Stored items
━━━━━━━━━━

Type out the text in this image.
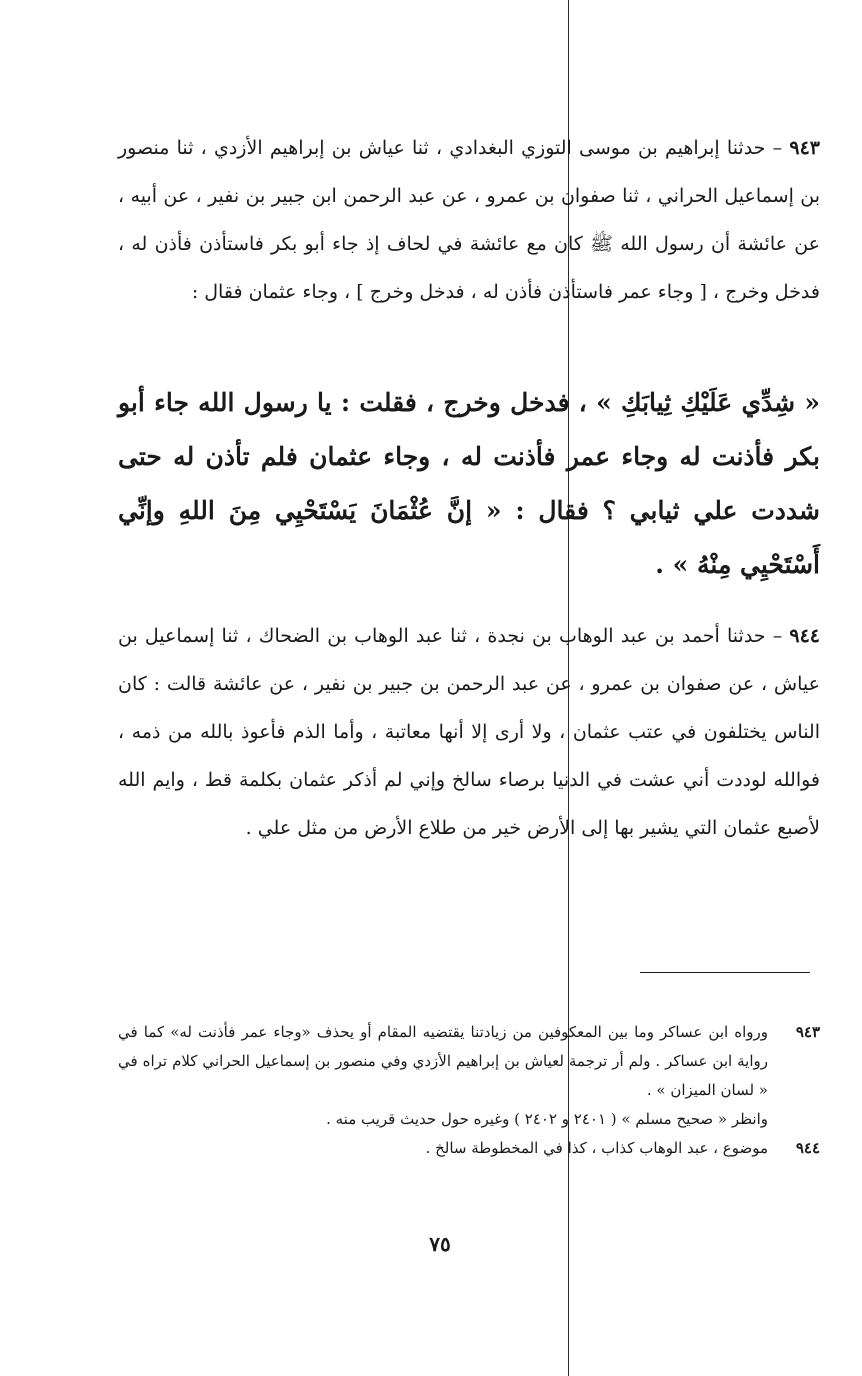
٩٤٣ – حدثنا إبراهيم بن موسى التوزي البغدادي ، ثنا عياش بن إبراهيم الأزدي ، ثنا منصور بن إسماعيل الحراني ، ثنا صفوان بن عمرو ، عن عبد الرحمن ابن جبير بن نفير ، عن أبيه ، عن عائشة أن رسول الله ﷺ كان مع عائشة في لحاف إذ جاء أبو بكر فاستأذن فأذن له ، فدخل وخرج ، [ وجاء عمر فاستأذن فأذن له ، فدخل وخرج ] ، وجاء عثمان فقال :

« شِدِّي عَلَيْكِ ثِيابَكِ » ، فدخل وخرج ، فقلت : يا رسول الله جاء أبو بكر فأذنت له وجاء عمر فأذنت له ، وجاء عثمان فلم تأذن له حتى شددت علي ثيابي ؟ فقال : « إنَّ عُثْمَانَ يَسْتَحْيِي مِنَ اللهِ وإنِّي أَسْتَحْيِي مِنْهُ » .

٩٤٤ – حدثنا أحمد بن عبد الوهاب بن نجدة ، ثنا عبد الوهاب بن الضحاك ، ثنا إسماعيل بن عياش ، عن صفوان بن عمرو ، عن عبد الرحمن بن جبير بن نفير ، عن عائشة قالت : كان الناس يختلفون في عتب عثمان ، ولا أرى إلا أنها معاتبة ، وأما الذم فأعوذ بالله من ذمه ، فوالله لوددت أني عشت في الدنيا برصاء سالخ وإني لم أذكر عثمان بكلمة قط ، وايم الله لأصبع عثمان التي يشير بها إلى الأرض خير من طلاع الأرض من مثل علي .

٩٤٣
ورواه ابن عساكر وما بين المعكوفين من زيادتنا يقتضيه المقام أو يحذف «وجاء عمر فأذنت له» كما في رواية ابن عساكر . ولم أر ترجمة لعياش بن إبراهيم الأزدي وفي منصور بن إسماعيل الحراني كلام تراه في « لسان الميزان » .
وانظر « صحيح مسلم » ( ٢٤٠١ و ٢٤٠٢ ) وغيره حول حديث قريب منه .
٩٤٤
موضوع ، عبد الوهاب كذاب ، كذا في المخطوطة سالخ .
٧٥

━━━━━━━━━━

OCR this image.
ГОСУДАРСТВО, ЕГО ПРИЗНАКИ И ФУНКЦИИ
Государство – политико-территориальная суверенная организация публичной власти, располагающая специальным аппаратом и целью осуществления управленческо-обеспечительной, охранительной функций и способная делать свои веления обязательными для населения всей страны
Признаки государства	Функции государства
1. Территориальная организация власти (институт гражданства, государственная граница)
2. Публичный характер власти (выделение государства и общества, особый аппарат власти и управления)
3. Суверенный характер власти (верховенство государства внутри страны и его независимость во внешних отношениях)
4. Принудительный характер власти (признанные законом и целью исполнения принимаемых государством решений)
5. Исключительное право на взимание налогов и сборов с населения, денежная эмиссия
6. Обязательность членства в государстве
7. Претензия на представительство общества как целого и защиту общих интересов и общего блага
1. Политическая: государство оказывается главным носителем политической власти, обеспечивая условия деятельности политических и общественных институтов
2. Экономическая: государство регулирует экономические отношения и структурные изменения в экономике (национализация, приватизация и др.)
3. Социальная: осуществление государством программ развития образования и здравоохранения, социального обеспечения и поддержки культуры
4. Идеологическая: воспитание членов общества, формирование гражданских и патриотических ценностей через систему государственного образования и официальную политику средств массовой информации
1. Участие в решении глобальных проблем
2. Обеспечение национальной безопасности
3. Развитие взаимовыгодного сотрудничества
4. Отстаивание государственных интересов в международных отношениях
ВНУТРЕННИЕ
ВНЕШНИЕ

━━━━━━━━━━

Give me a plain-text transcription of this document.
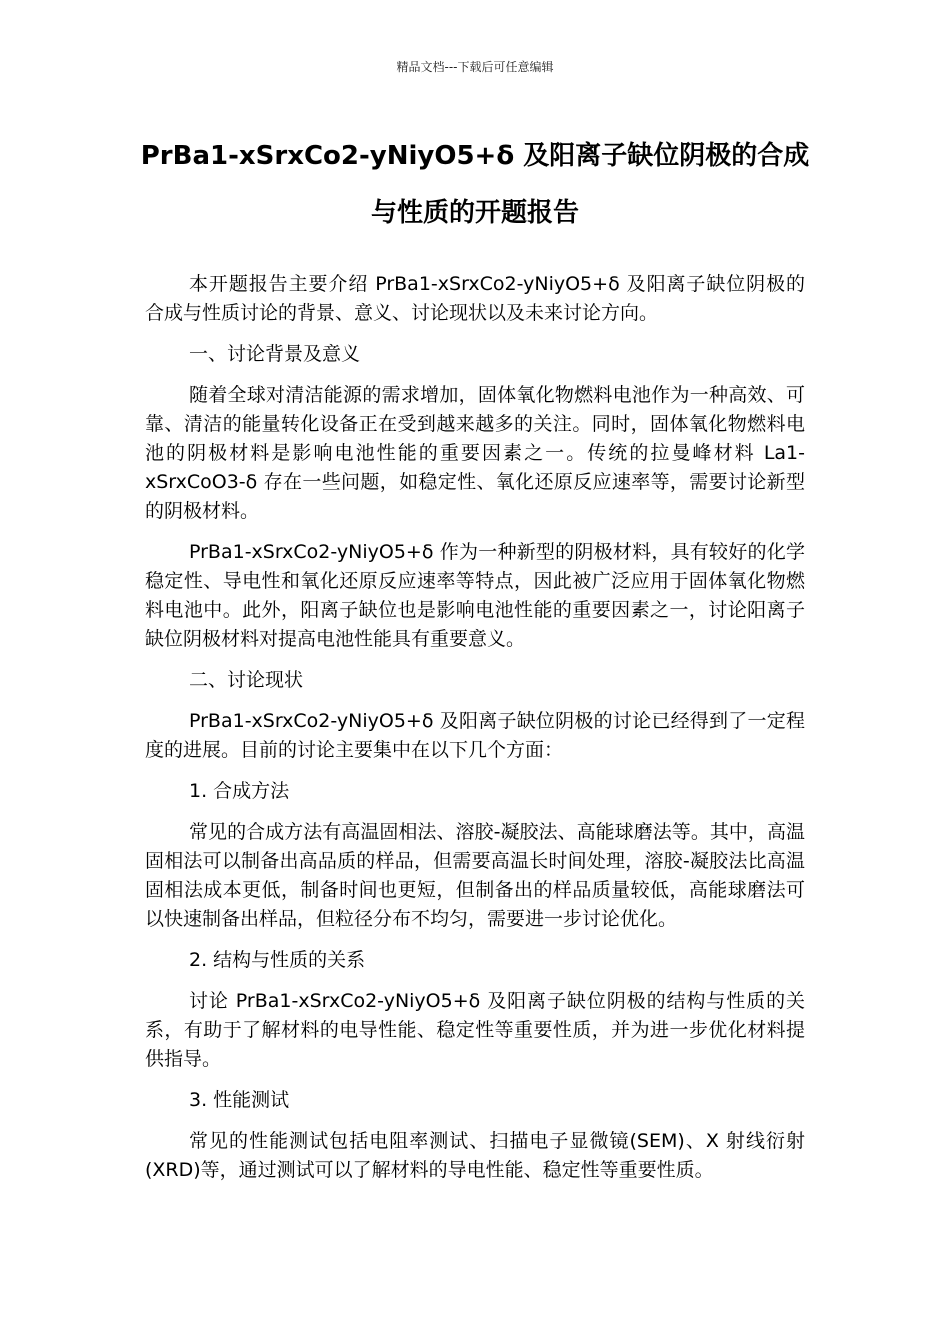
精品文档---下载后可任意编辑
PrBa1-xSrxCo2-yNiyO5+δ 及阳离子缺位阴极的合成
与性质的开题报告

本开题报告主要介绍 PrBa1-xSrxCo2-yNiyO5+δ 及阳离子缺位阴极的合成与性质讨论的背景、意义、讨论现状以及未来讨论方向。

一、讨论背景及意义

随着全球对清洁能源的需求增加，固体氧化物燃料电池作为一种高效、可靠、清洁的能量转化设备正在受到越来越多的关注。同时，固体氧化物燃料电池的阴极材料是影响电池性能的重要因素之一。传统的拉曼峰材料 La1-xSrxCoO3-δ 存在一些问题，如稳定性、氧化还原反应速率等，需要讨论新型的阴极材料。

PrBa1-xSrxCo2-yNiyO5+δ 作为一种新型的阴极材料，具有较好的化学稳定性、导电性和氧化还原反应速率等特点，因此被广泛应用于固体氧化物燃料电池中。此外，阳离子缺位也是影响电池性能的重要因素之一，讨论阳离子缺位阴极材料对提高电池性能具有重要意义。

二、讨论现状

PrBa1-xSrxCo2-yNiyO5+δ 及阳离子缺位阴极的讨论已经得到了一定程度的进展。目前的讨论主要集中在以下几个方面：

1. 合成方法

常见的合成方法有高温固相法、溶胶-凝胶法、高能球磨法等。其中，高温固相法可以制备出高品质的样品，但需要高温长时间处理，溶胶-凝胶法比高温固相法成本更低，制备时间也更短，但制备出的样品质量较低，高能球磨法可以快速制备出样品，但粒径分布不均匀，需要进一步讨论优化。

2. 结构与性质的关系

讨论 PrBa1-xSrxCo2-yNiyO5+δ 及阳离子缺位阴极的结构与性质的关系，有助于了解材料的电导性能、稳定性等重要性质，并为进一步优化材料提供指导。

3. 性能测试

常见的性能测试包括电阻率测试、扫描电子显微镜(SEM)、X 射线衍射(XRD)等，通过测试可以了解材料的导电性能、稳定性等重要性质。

━━━━━━━━━━

__Goal of the exercise__. Tally the lines in these entries that have the string "وخرج" in them, then answer with the count and nothing else.

__Exercise result__. 2